## Start Data supplied

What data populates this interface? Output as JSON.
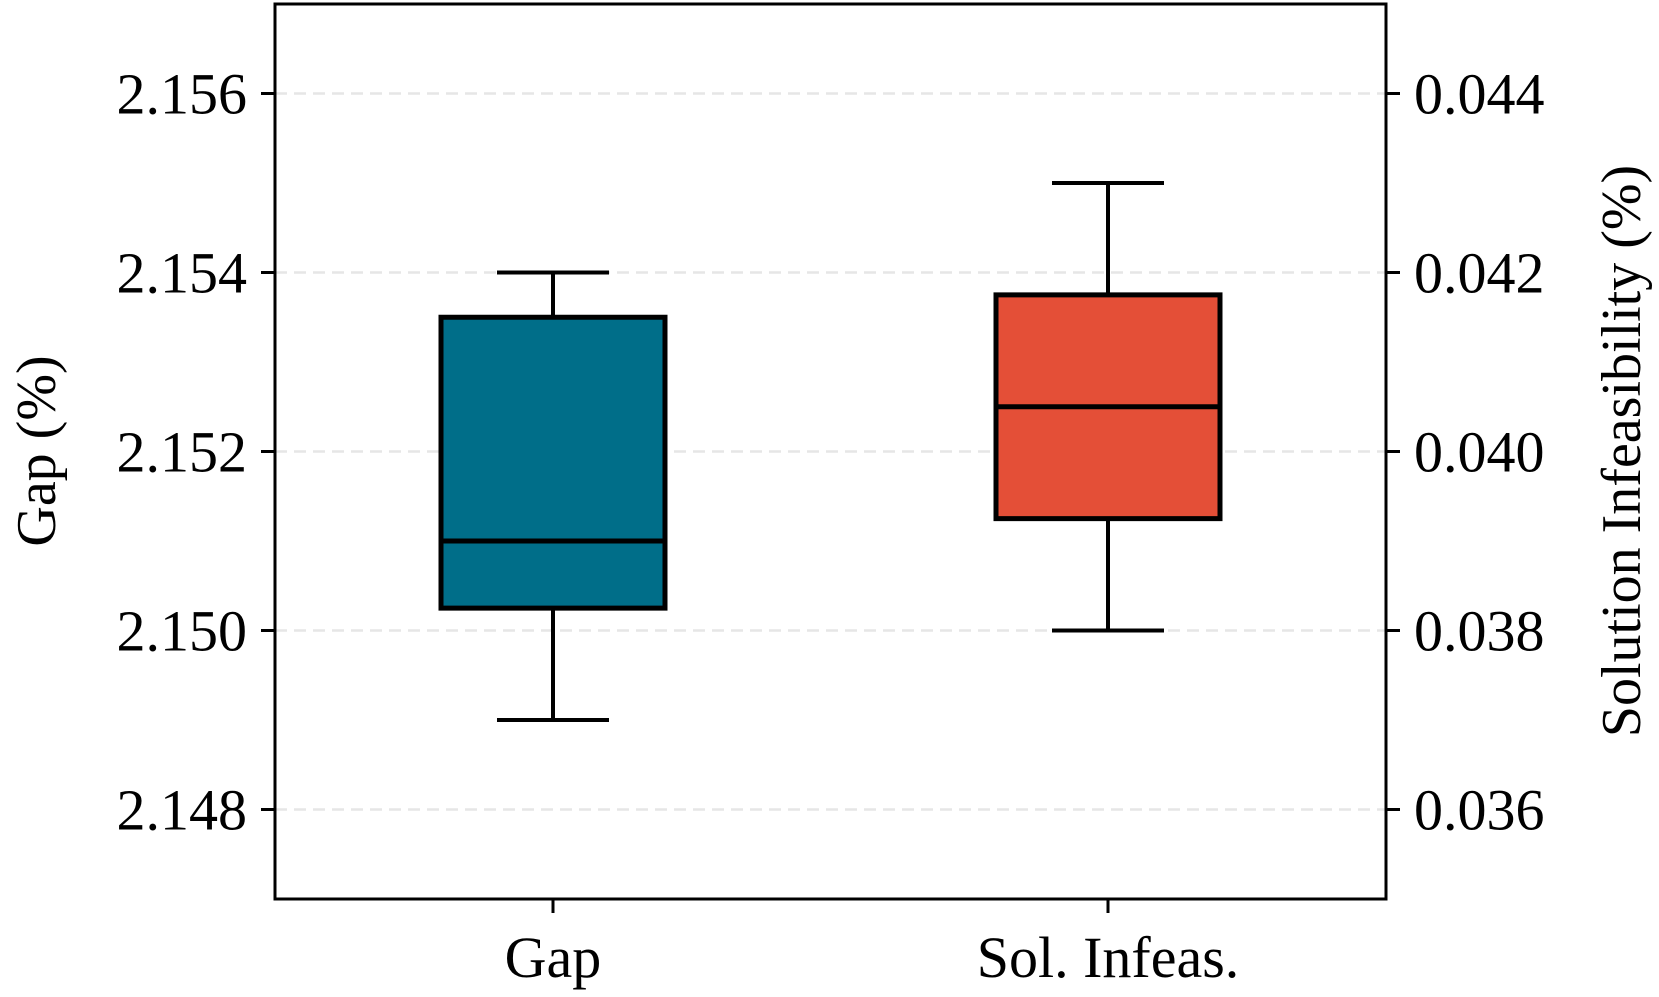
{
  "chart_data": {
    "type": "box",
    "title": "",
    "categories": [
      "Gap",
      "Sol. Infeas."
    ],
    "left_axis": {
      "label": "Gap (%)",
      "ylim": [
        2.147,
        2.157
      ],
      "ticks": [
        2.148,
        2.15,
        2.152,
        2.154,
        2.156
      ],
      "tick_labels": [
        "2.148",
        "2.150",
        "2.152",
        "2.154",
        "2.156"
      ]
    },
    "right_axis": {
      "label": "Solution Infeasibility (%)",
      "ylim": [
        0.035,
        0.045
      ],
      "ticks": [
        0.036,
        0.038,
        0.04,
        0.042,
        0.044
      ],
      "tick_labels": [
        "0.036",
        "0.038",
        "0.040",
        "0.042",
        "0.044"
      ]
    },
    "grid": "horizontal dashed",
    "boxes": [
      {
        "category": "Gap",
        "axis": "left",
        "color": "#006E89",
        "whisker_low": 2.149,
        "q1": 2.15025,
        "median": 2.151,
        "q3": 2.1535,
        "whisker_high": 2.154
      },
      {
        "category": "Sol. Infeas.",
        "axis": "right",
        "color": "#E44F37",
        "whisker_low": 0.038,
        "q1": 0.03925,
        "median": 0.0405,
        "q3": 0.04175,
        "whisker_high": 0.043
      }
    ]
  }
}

## End Data supplied
## Start Data supplied

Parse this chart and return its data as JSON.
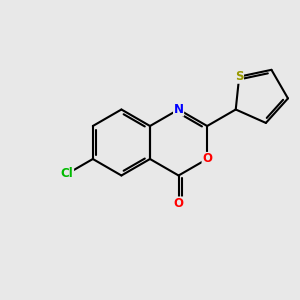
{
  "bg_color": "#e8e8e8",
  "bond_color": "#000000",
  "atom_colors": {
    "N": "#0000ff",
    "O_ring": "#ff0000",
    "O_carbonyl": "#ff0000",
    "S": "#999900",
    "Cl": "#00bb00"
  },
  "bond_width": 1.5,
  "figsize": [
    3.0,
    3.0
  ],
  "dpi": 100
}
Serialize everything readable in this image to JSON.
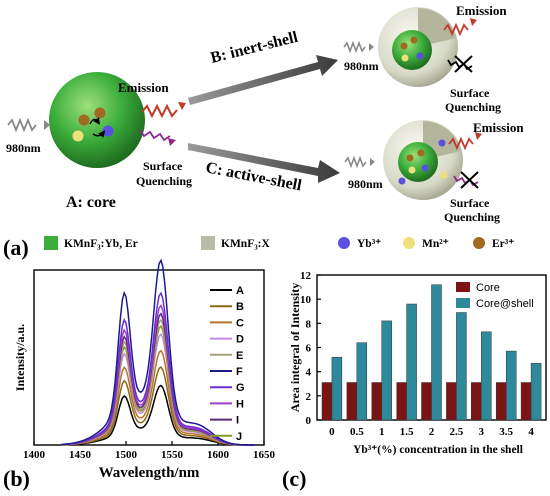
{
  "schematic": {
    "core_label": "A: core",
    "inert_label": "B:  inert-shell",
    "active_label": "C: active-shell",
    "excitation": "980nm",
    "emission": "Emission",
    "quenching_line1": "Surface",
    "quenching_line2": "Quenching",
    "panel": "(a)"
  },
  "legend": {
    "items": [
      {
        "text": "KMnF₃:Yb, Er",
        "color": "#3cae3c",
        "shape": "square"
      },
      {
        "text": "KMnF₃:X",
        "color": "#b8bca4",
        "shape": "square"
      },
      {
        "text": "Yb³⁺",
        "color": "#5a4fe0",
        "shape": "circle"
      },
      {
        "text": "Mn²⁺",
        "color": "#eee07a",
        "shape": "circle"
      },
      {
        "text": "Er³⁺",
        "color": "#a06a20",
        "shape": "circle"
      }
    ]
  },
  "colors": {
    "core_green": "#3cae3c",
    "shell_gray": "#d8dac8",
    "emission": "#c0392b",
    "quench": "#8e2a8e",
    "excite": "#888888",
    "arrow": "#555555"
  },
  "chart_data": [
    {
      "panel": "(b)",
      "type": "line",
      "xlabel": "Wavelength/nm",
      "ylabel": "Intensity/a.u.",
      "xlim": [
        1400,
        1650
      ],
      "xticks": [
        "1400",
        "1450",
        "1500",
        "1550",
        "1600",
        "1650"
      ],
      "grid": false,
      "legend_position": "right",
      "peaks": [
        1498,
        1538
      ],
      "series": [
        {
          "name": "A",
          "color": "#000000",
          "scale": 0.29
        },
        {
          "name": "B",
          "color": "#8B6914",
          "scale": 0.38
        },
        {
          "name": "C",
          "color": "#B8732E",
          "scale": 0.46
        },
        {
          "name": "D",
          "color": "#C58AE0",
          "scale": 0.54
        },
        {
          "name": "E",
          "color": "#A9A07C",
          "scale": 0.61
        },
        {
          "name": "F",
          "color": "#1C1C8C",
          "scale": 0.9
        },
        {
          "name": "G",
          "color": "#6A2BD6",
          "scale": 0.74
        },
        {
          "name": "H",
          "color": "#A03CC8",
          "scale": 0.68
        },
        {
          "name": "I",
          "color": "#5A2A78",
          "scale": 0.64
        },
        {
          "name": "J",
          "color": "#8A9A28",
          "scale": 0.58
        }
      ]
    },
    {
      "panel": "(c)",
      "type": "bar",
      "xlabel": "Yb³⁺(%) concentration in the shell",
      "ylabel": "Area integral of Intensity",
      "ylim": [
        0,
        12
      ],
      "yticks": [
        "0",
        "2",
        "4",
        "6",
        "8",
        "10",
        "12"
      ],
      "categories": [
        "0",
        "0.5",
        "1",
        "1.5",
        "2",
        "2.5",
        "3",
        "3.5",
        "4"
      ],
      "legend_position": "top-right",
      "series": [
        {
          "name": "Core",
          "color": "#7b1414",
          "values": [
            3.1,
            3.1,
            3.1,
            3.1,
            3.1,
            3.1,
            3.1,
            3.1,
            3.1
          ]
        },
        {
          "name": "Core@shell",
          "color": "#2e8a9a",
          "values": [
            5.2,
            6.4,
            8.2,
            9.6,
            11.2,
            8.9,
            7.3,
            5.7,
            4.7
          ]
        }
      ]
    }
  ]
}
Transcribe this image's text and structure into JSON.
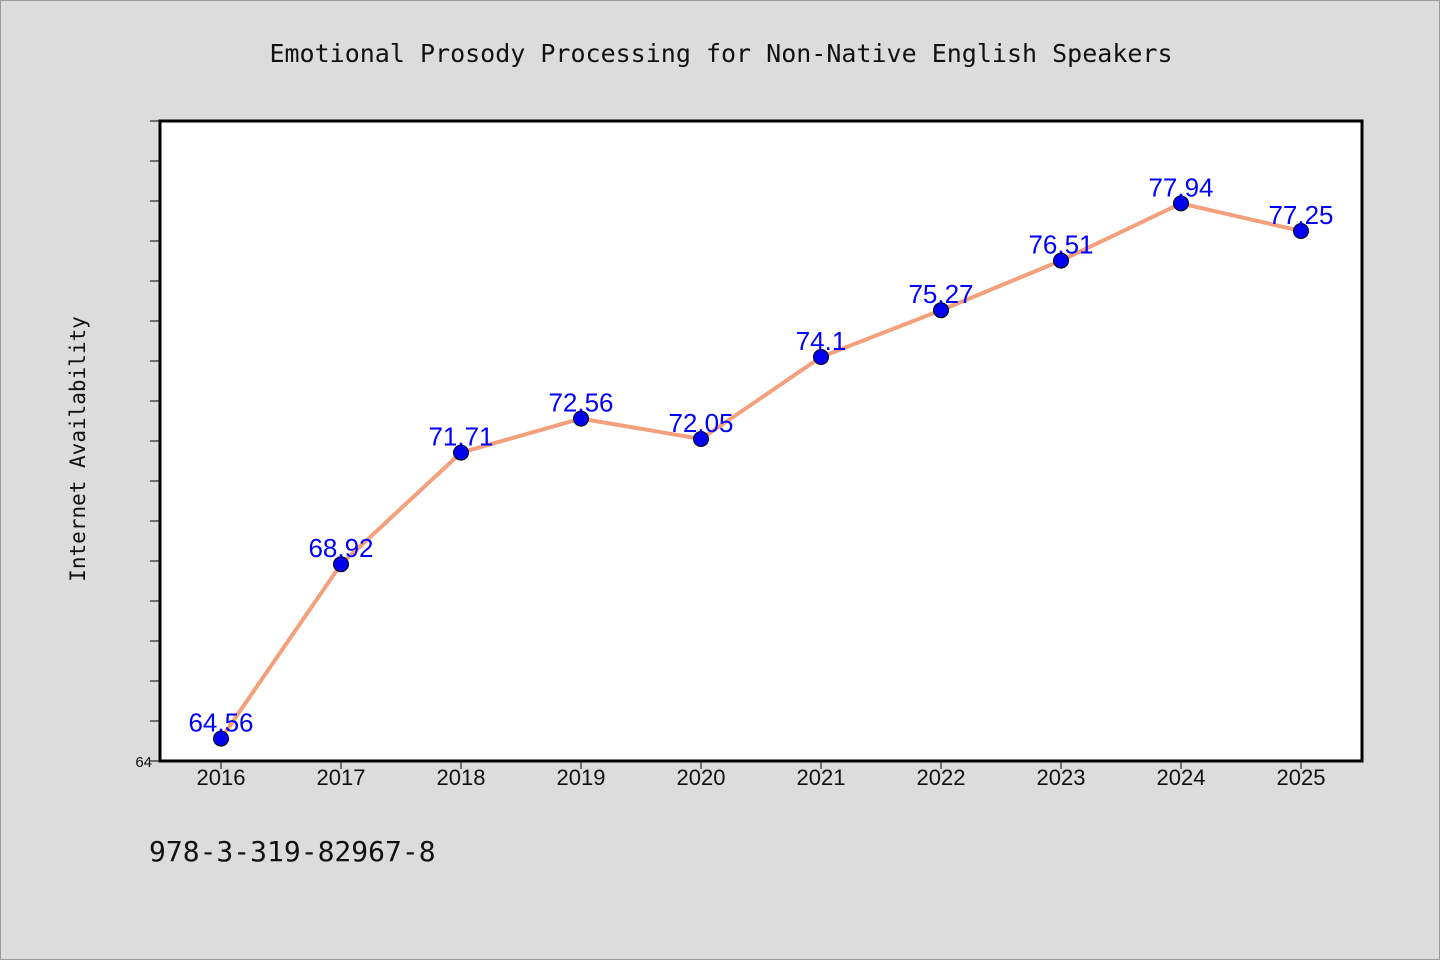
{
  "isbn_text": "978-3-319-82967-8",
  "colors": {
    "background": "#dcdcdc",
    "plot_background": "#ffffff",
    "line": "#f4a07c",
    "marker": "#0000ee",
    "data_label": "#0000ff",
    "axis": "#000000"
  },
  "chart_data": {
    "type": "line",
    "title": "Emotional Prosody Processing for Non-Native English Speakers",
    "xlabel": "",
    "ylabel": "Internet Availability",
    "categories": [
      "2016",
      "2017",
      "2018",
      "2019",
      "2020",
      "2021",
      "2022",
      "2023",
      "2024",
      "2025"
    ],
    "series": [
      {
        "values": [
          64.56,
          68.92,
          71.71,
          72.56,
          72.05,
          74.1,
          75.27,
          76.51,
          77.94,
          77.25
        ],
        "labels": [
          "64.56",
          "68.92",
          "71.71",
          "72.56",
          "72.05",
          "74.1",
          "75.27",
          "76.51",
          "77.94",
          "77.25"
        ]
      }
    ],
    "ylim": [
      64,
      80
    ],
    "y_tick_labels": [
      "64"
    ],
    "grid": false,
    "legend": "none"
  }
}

## End Data supplied

Work to do: Of the lines in the material, how many hold the word "grid"? Reply with the number only.

Result of the task: 3